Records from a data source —
▶
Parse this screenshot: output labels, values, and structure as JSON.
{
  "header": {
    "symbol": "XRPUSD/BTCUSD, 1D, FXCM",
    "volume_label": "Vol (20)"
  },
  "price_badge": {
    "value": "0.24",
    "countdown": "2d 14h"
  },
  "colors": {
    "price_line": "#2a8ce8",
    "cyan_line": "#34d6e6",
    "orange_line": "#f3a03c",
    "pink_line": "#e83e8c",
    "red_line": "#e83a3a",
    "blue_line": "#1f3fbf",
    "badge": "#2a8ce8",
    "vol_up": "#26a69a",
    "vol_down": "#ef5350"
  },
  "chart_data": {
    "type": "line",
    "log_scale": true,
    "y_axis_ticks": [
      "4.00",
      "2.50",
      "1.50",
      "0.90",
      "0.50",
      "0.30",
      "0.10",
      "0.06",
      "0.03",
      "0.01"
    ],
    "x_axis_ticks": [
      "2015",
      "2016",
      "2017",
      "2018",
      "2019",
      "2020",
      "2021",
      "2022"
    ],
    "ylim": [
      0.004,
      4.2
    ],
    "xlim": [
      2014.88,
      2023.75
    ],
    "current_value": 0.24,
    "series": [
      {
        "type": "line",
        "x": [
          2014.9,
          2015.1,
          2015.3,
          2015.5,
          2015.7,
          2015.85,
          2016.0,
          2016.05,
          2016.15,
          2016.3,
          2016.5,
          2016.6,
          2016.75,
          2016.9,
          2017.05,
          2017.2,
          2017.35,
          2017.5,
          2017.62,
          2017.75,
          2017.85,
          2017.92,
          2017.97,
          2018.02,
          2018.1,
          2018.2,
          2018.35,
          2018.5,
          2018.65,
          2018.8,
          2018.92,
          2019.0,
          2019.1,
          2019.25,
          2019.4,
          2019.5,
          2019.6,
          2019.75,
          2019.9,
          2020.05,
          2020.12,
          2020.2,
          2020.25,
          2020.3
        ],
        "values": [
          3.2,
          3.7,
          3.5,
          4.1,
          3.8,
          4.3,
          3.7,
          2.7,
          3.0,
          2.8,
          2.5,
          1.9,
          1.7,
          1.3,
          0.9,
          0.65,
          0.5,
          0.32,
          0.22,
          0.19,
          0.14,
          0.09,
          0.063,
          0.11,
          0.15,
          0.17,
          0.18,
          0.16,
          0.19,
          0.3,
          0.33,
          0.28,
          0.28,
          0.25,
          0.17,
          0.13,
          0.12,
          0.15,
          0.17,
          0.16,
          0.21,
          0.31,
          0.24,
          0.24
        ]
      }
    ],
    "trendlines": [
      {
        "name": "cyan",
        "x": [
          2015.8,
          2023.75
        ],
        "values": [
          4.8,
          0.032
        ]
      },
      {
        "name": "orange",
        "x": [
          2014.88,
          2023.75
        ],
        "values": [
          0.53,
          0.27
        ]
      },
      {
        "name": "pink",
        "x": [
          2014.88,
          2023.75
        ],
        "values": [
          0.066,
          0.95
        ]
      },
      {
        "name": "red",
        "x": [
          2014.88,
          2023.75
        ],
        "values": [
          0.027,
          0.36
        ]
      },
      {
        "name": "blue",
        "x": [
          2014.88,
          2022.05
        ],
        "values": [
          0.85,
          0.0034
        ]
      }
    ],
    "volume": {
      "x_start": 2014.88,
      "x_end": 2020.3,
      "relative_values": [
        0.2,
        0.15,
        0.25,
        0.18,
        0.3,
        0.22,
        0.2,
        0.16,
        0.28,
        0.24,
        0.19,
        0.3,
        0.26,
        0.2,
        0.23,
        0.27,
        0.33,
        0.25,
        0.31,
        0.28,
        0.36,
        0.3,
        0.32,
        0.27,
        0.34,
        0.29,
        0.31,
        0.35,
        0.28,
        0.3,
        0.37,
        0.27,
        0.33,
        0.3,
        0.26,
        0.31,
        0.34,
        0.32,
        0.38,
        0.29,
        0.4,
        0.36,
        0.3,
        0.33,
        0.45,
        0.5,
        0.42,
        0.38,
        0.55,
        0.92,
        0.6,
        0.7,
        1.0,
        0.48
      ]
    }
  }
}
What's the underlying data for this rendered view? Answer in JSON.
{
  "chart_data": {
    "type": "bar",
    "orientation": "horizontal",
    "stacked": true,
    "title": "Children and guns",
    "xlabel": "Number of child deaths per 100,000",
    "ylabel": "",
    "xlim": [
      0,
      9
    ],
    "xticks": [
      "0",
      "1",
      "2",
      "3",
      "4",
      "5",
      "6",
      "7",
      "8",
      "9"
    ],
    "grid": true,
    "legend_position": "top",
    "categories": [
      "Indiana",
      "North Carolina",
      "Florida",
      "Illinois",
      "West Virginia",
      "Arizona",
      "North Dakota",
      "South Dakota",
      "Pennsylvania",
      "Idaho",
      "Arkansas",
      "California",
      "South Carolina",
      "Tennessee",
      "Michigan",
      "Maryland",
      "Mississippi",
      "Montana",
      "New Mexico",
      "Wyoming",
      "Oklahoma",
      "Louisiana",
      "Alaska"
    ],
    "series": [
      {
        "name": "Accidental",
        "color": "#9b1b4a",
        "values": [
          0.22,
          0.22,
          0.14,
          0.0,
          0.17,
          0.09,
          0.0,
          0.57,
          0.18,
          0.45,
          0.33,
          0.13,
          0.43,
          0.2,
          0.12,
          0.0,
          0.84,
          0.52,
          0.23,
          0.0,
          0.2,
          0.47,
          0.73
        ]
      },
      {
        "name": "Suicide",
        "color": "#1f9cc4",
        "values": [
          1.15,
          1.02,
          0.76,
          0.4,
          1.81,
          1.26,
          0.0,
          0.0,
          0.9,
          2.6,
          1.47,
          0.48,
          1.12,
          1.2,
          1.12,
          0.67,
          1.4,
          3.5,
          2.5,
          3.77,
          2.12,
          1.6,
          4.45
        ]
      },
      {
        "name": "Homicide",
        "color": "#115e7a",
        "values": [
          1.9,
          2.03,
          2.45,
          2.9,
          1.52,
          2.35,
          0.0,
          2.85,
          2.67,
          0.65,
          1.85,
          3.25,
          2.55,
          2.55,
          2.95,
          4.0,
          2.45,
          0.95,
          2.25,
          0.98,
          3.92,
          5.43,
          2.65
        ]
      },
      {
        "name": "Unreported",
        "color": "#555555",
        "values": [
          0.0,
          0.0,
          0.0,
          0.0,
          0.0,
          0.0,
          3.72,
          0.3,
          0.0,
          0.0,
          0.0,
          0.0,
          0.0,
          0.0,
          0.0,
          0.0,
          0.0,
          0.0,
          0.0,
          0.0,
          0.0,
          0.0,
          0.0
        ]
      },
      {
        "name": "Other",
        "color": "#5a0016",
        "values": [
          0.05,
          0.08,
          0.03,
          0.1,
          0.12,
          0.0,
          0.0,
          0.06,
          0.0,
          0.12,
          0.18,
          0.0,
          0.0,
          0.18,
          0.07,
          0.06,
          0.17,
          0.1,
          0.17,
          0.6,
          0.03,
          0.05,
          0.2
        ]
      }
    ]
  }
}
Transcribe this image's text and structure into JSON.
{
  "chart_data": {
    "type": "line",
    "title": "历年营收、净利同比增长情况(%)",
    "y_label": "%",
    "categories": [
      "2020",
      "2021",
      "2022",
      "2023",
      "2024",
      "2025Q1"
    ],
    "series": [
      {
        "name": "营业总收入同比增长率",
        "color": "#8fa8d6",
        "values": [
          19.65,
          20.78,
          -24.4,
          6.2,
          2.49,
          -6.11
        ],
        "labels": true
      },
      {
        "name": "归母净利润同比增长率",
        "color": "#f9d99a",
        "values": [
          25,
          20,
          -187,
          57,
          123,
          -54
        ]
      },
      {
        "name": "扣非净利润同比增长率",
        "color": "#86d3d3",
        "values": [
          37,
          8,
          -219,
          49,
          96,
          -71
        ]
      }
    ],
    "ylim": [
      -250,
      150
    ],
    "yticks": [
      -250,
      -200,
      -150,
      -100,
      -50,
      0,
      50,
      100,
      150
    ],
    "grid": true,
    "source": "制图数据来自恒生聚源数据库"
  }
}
◀
Gather and return every line that holds the string "title".

Written response —
    "title": "Children and guns",
    "title": "历年营收、净利同比增长情况(%)",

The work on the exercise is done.